--- Material shown ---
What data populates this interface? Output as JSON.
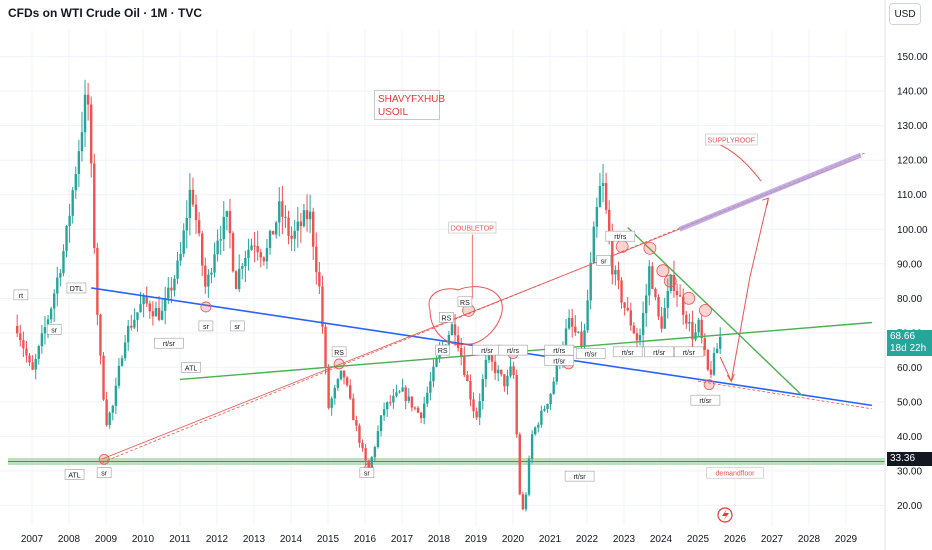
{
  "header": {
    "title": "CFDs on WTI Crude Oil · 1M · TVC",
    "currency": "USD"
  },
  "note": {
    "line1": "SHAVYFXHUB",
    "line2": "USOIL"
  },
  "price_tag": {
    "price": "68.66",
    "countdown": "18d 22h",
    "color": "#26a69a"
  },
  "level_tag": {
    "price": "33.36"
  },
  "labels": {
    "doubletop": "DOUBLETOP",
    "supplyroof": "SUPPLYROOF",
    "demandfloor": "demandfloor",
    "atl": "ATL",
    "dtl": "DTL",
    "rs": "RS",
    "sr": "sr",
    "rt_sr": "rt/sr",
    "rt_rs": "rt/rs",
    "rt": "rt"
  },
  "colors": {
    "up": "#26a69a",
    "down": "#ef5350",
    "blue_line": "#2962ff",
    "green_line": "#4caf50",
    "zone": "#a5d6a7",
    "roof": "#b39ddb"
  },
  "chart_data": {
    "type": "candlestick",
    "title": "CFDs on WTI Crude Oil · 1M · TVC",
    "currency": "USD",
    "ylim": [
      15,
      155
    ],
    "xlim": [
      2006.6,
      2029.7
    ],
    "y_ticks": [
      20,
      30,
      40,
      50,
      60,
      70,
      80,
      90,
      100,
      110,
      120,
      130,
      140,
      150
    ],
    "y_tick_labels": [
      "20.00",
      "30.00",
      "40.00",
      "50.00",
      "60.00",
      "70.00",
      "80.00",
      "90.00",
      "100.00",
      "110.00",
      "120.00",
      "130.00",
      "140.00",
      "150.00"
    ],
    "x_ticks": [
      2007,
      2008,
      2009,
      2010,
      2011,
      2012,
      2013,
      2014,
      2015,
      2016,
      2017,
      2018,
      2019,
      2020,
      2021,
      2022,
      2023,
      2024,
      2025,
      2026,
      2027,
      2028,
      2029
    ],
    "monthly_close_anchors": [
      [
        2006.6,
        72
      ],
      [
        2007.0,
        58
      ],
      [
        2007.5,
        77
      ],
      [
        2007.9,
        96
      ],
      [
        2008.4,
        134
      ],
      [
        2008.5,
        140
      ],
      [
        2008.8,
        68
      ],
      [
        2009.0,
        44
      ],
      [
        2009.2,
        49
      ],
      [
        2009.5,
        69
      ],
      [
        2010.0,
        79
      ],
      [
        2010.5,
        75
      ],
      [
        2011.0,
        91
      ],
      [
        2011.3,
        113
      ],
      [
        2011.7,
        82
      ],
      [
        2012.0,
        98
      ],
      [
        2012.3,
        103
      ],
      [
        2012.5,
        84
      ],
      [
        2012.7,
        92
      ],
      [
        2013.0,
        97
      ],
      [
        2013.3,
        92
      ],
      [
        2013.7,
        106
      ],
      [
        2014.0,
        97
      ],
      [
        2014.5,
        105
      ],
      [
        2014.8,
        80
      ],
      [
        2015.0,
        48
      ],
      [
        2015.4,
        59
      ],
      [
        2015.7,
        45
      ],
      [
        2016.0,
        33
      ],
      [
        2016.1,
        30
      ],
      [
        2016.5,
        48
      ],
      [
        2017.0,
        53
      ],
      [
        2017.5,
        46
      ],
      [
        2018.0,
        64
      ],
      [
        2018.4,
        73
      ],
      [
        2018.8,
        54
      ],
      [
        2019.0,
        45
      ],
      [
        2019.3,
        63
      ],
      [
        2019.8,
        55
      ],
      [
        2020.0,
        61
      ],
      [
        2020.2,
        20
      ],
      [
        2020.3,
        18
      ],
      [
        2020.5,
        40
      ],
      [
        2021.0,
        52
      ],
      [
        2021.5,
        73
      ],
      [
        2021.9,
        66
      ],
      [
        2022.2,
        100
      ],
      [
        2022.4,
        115
      ],
      [
        2022.7,
        88
      ],
      [
        2023.0,
        78
      ],
      [
        2023.4,
        67
      ],
      [
        2023.6,
        81
      ],
      [
        2023.7,
        90
      ],
      [
        2023.9,
        75
      ],
      [
        2024.0,
        72
      ],
      [
        2024.3,
        86
      ],
      [
        2024.6,
        77
      ],
      [
        2024.9,
        68
      ],
      [
        2025.0,
        73
      ],
      [
        2025.3,
        57
      ],
      [
        2025.4,
        61
      ],
      [
        2025.6,
        68.66
      ]
    ],
    "levels": [
      {
        "label": "33.36",
        "value": 33.36
      }
    ],
    "trendlines": [
      {
        "name": "DTL",
        "from": [
          2008.6,
          83
        ],
        "to": [
          2029.7,
          49
        ]
      },
      {
        "name": "ATL",
        "from": [
          2008.9,
          32.5
        ],
        "to": [
          2029.5,
          122
        ]
      },
      {
        "name": "ATL",
        "from": [
          2008.9,
          33.5
        ],
        "to": [
          2029.3,
          120.5
        ]
      },
      {
        "name": "ATL",
        "from": [
          2011.0,
          56.5
        ],
        "to": [
          2029.7,
          73
        ]
      },
      {
        "name": "",
        "from": [
          2023.1,
          100.5
        ],
        "to": [
          2027.8,
          52
        ]
      },
      {
        "name": "SUPPLYROOF",
        "from": [
          2024.5,
          100
        ],
        "to": [
          2029.4,
          121.5
        ]
      }
    ],
    "projection": [
      [
        2025.6,
        63
      ],
      [
        2025.9,
        56
      ],
      [
        2026.4,
        86
      ],
      [
        2026.9,
        109
      ]
    ]
  }
}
---
**Exercise description:** Gather from the records above every line containing the string "SUPPLYROOF".

**The completed task:**
    "supplyroof": "SUPPLYROOF",
        "name": "SUPPLYROOF",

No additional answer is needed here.